> _Input for this task_
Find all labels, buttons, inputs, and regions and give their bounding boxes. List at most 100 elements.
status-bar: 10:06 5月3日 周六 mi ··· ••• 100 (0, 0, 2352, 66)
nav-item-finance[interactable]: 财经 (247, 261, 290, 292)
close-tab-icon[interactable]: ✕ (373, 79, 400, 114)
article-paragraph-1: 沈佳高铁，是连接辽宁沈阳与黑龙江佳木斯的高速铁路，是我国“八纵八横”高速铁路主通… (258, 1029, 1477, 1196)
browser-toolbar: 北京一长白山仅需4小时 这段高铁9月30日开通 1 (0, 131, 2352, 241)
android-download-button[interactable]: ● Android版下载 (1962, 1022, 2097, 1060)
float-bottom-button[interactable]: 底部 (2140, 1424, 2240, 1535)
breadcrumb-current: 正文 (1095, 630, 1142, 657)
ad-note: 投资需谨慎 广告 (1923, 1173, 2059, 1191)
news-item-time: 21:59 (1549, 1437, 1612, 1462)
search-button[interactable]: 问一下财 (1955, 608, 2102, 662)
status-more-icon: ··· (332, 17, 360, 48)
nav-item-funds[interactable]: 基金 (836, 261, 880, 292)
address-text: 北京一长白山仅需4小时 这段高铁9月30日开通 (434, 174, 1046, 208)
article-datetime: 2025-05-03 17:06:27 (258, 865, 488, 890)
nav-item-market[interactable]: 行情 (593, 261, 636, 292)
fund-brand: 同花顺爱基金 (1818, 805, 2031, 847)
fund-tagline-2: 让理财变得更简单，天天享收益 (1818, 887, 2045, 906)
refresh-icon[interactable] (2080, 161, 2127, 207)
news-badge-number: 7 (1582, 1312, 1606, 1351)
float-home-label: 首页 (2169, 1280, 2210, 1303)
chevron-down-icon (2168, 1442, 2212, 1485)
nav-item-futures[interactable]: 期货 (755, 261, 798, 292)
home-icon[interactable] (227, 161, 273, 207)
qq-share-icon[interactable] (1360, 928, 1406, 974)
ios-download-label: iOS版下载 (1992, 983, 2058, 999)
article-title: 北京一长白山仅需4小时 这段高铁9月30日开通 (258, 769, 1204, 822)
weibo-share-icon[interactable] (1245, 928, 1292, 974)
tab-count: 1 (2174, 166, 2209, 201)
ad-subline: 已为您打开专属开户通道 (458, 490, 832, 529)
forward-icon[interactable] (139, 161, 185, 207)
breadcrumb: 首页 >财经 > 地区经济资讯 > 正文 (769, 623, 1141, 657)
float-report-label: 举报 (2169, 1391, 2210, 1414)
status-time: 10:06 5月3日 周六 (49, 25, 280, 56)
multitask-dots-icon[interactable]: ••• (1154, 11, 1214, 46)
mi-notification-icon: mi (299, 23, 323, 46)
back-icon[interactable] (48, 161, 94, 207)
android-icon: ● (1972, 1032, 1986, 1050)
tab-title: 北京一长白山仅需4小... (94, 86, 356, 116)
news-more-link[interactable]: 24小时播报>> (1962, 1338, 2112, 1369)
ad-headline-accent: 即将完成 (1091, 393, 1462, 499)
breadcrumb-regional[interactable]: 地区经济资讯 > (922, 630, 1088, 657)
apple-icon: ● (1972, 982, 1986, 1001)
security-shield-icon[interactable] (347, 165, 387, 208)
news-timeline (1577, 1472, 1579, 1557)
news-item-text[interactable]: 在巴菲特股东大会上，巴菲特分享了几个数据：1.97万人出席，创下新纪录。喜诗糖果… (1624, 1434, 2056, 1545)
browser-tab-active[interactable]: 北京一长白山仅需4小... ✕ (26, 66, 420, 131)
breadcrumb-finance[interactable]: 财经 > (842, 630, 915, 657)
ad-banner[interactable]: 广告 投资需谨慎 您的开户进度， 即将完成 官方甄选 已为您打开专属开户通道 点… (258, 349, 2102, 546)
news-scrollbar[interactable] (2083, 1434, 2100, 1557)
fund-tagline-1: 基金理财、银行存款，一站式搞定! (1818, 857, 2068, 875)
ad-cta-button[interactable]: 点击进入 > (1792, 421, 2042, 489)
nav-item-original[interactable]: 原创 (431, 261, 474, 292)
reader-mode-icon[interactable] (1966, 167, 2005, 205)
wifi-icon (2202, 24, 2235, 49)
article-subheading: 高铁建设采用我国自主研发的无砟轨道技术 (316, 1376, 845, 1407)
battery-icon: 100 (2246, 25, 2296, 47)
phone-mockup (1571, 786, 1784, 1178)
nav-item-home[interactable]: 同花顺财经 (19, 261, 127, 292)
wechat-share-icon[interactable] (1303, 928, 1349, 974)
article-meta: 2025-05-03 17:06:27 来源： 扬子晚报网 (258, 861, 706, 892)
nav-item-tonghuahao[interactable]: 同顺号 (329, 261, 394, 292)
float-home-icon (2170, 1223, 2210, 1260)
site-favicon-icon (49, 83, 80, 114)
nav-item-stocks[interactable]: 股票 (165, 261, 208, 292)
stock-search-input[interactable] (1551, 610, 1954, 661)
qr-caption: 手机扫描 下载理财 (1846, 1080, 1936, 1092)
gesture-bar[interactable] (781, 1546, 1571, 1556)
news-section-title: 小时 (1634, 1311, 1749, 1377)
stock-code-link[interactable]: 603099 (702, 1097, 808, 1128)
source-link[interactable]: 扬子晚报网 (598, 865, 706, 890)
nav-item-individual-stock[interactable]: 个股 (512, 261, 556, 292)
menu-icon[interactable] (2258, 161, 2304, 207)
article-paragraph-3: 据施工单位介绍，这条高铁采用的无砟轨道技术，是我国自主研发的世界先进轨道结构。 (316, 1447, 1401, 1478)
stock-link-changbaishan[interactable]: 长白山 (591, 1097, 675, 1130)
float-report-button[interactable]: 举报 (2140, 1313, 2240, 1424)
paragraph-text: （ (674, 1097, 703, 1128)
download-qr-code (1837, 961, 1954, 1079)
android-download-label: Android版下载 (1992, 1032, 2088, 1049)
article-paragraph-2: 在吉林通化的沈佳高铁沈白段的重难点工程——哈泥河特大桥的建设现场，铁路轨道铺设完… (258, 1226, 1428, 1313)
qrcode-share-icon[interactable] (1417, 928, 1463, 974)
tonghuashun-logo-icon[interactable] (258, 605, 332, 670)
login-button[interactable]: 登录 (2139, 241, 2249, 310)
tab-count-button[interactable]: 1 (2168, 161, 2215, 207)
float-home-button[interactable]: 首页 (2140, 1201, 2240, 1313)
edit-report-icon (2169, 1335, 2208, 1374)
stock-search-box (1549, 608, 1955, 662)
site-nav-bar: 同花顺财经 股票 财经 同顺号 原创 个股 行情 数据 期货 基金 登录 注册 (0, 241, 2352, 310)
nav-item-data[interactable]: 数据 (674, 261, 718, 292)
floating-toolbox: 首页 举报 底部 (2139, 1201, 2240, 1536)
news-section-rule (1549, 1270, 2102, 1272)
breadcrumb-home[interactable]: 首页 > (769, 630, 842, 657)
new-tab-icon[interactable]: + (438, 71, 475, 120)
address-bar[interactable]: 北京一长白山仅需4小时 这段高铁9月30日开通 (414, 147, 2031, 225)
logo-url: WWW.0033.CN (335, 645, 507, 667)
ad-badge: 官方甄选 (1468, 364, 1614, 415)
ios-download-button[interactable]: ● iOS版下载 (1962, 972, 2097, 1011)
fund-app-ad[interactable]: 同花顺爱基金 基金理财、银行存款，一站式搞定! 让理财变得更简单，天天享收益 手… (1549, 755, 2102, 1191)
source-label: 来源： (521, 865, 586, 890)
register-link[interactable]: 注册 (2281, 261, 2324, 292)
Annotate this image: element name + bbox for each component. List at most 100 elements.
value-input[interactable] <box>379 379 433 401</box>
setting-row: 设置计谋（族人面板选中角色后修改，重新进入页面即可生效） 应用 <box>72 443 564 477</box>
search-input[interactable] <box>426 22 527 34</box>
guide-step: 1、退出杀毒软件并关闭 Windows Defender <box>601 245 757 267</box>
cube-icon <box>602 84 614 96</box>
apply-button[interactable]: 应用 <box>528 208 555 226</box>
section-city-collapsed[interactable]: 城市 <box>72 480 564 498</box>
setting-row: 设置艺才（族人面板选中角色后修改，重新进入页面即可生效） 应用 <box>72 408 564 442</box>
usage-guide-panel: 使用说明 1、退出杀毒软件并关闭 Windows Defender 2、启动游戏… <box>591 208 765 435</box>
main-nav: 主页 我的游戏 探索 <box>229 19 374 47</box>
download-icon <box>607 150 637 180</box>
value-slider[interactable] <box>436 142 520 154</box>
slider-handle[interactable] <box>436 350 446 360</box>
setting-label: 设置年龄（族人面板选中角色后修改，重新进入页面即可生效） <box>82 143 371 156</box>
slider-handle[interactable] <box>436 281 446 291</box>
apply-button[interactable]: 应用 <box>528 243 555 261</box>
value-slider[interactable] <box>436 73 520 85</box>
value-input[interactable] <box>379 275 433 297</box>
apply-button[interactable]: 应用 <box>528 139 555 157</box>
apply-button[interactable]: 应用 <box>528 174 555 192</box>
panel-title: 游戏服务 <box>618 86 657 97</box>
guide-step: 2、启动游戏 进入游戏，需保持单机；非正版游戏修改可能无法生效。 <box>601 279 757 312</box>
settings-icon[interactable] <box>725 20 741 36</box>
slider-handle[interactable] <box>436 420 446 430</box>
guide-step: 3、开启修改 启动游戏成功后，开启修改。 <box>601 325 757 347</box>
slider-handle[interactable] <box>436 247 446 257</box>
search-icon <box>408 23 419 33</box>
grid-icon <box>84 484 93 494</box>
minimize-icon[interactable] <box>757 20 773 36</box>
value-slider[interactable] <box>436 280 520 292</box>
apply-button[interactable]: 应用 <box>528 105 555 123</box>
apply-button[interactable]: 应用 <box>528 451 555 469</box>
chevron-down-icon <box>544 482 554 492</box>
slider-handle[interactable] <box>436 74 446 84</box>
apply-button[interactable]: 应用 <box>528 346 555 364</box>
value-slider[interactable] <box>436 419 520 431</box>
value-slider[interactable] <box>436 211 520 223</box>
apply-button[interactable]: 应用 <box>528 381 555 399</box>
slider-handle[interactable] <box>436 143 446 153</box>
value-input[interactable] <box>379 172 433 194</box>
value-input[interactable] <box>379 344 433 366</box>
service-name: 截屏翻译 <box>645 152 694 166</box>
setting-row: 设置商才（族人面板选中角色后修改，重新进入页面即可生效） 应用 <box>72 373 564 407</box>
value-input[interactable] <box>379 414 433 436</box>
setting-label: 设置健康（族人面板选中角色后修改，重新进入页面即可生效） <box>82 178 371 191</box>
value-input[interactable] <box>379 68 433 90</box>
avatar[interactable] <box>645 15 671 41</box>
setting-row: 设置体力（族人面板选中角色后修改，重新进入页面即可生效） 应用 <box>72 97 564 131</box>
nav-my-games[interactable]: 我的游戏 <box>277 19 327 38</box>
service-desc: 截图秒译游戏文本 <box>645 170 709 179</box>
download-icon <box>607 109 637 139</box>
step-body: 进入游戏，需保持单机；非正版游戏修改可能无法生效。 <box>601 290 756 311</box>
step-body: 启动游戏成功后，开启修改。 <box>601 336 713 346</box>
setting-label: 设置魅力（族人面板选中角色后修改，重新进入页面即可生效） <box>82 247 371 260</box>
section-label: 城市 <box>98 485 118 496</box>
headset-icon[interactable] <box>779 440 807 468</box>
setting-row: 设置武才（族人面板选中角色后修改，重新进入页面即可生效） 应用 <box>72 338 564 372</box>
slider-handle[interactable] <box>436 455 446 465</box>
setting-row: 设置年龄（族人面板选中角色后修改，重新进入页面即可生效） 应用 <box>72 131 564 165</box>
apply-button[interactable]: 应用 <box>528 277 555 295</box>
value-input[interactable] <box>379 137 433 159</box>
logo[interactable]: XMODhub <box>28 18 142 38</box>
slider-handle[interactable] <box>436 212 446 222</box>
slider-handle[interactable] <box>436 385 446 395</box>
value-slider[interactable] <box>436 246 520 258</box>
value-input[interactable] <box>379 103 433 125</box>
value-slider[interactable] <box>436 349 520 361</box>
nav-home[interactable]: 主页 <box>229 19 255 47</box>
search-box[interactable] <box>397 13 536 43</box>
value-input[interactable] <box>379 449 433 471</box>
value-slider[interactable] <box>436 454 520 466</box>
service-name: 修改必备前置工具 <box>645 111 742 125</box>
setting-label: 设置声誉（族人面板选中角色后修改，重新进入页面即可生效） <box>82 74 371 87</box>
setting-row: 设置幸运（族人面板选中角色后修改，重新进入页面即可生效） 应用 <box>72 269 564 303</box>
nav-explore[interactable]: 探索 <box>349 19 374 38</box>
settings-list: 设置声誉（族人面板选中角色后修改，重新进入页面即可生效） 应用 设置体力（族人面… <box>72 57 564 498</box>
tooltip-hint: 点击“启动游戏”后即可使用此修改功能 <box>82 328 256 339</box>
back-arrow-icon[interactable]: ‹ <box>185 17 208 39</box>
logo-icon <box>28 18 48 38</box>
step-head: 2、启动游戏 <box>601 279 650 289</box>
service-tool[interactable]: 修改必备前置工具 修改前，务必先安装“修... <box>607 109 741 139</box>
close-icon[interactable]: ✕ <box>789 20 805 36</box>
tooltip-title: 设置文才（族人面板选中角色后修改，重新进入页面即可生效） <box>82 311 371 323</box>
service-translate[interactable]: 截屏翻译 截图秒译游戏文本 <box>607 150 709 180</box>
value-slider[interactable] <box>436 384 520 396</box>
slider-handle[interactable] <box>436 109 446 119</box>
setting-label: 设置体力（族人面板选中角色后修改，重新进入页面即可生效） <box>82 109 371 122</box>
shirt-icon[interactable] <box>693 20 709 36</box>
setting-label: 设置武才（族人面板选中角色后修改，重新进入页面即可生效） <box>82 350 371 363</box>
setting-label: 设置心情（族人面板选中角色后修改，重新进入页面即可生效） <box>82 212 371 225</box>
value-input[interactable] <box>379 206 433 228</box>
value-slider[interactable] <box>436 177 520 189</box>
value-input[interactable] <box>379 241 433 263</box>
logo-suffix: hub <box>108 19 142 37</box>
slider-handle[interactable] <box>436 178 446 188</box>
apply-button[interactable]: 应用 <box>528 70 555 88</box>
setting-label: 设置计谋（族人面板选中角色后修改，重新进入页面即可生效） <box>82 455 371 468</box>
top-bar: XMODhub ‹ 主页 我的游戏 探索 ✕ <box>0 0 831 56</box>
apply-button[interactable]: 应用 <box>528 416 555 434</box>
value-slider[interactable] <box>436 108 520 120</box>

> _Task brief_
Please reproduce the records word for word, from their very first line through the line that contains "ad-note: 投资需谨慎 广告 (1923, 1173, 2059, 1191)", including that line.

> _In response_
Find all labels, buttons, inputs, and regions and give their bounding boxes. List at most 100 elements.
status-bar: 10:06 5月3日 周六 mi ··· ••• 100 (0, 0, 2352, 66)
nav-item-finance[interactable]: 财经 (247, 261, 290, 292)
close-tab-icon[interactable]: ✕ (373, 79, 400, 114)
article-paragraph-1: 沈佳高铁，是连接辽宁沈阳与黑龙江佳木斯的高速铁路，是我国“八纵八横”高速铁路主通… (258, 1029, 1477, 1196)
browser-toolbar: 北京一长白山仅需4小时 这段高铁9月30日开通 1 (0, 131, 2352, 241)
android-download-button[interactable]: ● Android版下载 (1962, 1022, 2097, 1060)
float-bottom-button[interactable]: 底部 (2140, 1424, 2240, 1535)
breadcrumb-current: 正文 (1095, 630, 1142, 657)
ad-note: 投资需谨慎 广告 (1923, 1173, 2059, 1191)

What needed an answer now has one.